_Task statement_. Pull every line holding the string "MEHP" from the records below.

_The data_.
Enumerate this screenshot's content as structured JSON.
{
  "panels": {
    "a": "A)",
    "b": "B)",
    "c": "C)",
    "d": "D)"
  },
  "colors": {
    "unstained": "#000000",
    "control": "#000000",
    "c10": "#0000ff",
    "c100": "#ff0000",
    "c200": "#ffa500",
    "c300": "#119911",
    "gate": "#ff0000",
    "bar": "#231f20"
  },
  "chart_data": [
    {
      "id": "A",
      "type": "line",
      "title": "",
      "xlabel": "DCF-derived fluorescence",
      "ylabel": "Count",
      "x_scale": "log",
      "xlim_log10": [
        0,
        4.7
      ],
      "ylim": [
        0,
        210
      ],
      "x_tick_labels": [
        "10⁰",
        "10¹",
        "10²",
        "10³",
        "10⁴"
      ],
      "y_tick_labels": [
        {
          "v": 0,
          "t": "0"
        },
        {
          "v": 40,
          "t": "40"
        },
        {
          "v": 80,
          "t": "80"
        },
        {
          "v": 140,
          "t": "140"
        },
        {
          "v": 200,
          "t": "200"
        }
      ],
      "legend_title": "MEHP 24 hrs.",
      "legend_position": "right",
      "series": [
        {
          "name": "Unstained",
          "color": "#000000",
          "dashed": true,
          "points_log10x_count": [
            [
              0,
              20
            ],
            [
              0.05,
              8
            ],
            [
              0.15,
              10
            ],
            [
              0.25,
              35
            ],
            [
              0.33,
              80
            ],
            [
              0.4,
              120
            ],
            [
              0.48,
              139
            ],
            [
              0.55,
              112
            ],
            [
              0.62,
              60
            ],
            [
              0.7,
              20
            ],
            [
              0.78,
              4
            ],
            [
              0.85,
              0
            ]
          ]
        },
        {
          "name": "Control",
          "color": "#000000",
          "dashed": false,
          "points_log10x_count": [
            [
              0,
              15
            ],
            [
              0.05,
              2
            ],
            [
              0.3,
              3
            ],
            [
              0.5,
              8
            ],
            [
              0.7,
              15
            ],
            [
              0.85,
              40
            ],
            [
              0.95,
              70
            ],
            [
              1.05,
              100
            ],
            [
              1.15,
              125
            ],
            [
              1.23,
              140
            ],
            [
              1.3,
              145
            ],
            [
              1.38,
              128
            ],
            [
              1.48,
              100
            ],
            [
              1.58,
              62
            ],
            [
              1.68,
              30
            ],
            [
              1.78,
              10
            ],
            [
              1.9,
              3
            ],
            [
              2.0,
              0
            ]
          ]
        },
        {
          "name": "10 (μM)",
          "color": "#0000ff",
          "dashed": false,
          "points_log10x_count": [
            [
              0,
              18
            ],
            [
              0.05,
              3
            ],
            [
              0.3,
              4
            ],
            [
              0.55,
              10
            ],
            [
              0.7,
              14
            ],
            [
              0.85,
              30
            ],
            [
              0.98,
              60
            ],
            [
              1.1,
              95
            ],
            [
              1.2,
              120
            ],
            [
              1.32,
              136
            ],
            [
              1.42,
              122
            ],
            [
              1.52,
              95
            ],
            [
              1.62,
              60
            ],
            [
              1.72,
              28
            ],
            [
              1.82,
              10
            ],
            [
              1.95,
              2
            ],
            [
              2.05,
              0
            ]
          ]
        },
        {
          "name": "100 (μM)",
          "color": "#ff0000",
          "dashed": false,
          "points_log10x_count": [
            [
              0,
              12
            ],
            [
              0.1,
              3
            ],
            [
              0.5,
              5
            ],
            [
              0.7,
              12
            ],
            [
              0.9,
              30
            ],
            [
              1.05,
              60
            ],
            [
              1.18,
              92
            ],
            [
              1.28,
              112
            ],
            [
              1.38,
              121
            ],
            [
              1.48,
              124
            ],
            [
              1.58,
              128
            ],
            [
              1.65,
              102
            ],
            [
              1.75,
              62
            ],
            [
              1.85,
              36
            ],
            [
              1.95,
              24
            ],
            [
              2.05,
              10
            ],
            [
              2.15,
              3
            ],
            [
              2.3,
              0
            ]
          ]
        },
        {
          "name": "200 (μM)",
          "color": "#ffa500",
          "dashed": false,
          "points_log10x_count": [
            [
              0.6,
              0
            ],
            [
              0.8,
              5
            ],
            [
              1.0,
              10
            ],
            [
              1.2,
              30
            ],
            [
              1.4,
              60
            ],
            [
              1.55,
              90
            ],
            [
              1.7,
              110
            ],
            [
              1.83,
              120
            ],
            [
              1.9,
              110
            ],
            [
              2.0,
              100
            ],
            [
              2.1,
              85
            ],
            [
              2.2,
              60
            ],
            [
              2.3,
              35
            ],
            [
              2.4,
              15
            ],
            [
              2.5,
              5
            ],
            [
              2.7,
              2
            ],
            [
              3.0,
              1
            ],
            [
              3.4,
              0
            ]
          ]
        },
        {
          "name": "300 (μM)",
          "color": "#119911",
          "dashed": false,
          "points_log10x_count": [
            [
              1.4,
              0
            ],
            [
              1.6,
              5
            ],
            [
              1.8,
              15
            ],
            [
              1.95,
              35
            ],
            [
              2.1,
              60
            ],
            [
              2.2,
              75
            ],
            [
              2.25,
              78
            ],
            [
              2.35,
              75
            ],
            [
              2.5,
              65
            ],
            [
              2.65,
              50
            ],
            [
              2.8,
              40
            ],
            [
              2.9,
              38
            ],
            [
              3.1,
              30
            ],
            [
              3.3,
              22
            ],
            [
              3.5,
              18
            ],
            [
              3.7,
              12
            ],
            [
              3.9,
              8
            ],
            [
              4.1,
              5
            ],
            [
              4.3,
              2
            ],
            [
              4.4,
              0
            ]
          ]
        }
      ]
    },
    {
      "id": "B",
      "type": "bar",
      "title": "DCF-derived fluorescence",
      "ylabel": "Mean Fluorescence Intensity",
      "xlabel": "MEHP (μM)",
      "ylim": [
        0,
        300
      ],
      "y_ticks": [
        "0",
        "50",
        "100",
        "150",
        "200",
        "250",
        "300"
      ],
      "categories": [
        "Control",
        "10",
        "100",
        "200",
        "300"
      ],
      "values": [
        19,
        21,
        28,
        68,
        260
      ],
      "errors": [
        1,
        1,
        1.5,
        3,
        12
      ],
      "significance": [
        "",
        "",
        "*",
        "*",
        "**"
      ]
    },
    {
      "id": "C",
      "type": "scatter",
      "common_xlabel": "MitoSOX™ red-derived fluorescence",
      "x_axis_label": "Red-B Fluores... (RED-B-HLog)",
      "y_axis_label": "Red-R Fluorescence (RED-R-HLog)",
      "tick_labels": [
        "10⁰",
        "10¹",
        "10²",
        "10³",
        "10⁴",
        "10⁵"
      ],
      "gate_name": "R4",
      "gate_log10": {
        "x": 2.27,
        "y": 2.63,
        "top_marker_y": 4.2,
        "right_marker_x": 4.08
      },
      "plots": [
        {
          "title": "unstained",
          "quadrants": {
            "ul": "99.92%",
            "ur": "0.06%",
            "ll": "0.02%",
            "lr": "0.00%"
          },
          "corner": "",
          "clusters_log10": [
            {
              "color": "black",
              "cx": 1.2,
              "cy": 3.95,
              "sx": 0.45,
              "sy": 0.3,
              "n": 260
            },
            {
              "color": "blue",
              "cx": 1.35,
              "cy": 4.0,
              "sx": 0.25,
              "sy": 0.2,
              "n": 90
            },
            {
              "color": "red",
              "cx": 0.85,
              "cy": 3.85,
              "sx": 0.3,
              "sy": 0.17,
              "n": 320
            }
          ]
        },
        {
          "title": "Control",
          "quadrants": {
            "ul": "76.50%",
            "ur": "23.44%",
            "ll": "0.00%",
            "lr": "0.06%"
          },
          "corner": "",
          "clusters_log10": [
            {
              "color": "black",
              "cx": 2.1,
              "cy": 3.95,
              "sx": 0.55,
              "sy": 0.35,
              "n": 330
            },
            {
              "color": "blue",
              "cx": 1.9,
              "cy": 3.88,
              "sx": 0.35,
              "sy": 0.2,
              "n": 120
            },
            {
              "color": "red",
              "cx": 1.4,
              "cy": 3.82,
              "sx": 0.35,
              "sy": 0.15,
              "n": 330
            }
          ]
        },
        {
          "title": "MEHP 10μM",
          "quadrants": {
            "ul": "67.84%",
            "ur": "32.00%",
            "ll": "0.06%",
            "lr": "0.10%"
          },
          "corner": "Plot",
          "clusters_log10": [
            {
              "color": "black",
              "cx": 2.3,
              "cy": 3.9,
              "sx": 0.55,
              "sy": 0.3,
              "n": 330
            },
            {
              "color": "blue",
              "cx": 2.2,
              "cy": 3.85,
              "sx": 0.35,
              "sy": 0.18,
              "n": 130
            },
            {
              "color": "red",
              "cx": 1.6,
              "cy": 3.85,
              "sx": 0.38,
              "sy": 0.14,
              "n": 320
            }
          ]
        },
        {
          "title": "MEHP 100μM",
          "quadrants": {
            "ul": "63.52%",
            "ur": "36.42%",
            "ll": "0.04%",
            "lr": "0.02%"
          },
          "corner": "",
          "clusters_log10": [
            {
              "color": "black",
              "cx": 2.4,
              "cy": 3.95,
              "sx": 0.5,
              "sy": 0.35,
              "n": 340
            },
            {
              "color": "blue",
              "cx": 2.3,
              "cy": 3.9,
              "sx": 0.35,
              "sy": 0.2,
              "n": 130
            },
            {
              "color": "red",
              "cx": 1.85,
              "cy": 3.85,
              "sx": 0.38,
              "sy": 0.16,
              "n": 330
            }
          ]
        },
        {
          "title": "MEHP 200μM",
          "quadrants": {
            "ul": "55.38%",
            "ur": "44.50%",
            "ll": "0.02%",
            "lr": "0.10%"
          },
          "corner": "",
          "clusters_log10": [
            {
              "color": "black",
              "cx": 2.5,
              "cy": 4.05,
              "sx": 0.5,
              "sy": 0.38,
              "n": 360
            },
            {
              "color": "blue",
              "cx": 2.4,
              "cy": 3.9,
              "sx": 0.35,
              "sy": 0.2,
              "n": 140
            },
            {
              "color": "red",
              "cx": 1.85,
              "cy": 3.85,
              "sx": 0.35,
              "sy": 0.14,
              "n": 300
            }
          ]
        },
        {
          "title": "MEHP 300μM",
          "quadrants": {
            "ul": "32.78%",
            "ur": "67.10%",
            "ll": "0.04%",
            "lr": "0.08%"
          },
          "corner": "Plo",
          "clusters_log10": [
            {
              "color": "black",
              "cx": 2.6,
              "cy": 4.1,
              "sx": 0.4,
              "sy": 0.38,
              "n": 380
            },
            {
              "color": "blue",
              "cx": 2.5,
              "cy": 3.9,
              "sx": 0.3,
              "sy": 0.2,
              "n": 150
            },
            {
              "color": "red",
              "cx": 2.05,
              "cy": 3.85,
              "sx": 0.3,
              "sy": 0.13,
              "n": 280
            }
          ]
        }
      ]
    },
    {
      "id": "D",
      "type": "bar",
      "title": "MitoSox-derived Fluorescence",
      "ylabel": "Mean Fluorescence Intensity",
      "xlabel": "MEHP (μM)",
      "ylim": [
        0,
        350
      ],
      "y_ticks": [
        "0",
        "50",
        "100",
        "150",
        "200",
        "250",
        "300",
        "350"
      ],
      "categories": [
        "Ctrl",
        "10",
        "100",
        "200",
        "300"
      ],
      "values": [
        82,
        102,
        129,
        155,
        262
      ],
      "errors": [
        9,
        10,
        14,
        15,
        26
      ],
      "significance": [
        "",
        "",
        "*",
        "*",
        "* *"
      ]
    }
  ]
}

_Result_.
      "legend_title": "MEHP 24 hrs.",
      "xlabel": "MEHP (μM)",
          "title": "MEHP 10μM",
          "title": "MEHP 100μM",
          "title": "MEHP 200μM",
          "title": "MEHP 300μM",
      "xlabel": "MEHP (μM)",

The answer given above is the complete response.